◆ WHAT IS NEEDED ◆
Select each line where the word "used" appears.

• • • • • • •

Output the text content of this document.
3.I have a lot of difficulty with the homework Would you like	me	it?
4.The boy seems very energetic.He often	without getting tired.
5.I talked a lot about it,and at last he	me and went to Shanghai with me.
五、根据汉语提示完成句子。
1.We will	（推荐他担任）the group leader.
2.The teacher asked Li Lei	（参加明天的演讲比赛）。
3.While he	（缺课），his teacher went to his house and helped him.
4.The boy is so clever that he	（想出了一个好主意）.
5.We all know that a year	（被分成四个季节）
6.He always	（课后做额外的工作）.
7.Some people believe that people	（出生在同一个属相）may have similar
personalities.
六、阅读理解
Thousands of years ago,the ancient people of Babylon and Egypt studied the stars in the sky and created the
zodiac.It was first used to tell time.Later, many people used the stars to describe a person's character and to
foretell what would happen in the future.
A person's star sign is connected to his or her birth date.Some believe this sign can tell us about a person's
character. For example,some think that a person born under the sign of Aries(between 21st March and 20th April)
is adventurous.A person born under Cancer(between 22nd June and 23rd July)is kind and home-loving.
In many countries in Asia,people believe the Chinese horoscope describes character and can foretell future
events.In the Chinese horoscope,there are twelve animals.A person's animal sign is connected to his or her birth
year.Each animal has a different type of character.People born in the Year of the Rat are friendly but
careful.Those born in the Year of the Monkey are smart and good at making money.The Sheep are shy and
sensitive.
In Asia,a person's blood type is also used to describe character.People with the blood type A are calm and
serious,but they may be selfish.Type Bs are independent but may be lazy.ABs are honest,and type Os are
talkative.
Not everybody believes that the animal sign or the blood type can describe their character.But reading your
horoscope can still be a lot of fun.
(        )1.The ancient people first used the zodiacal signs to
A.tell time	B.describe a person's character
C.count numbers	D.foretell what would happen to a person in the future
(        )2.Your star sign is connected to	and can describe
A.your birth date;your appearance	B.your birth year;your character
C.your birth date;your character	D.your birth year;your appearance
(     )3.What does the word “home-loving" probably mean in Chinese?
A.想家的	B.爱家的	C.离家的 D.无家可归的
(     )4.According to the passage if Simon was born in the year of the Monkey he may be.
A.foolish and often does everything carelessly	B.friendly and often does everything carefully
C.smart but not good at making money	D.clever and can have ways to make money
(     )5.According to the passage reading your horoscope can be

• • • • • • •

◆ WRITTEN RESPONSE ◆
zodiac.It was first used to tell time.Later, many people used the stars to describe a person's character and to
In Asia,a person's blood type is also used to describe character.People with the blood type A are calm and
(        )1.The ancient people first used the zodiacal signs to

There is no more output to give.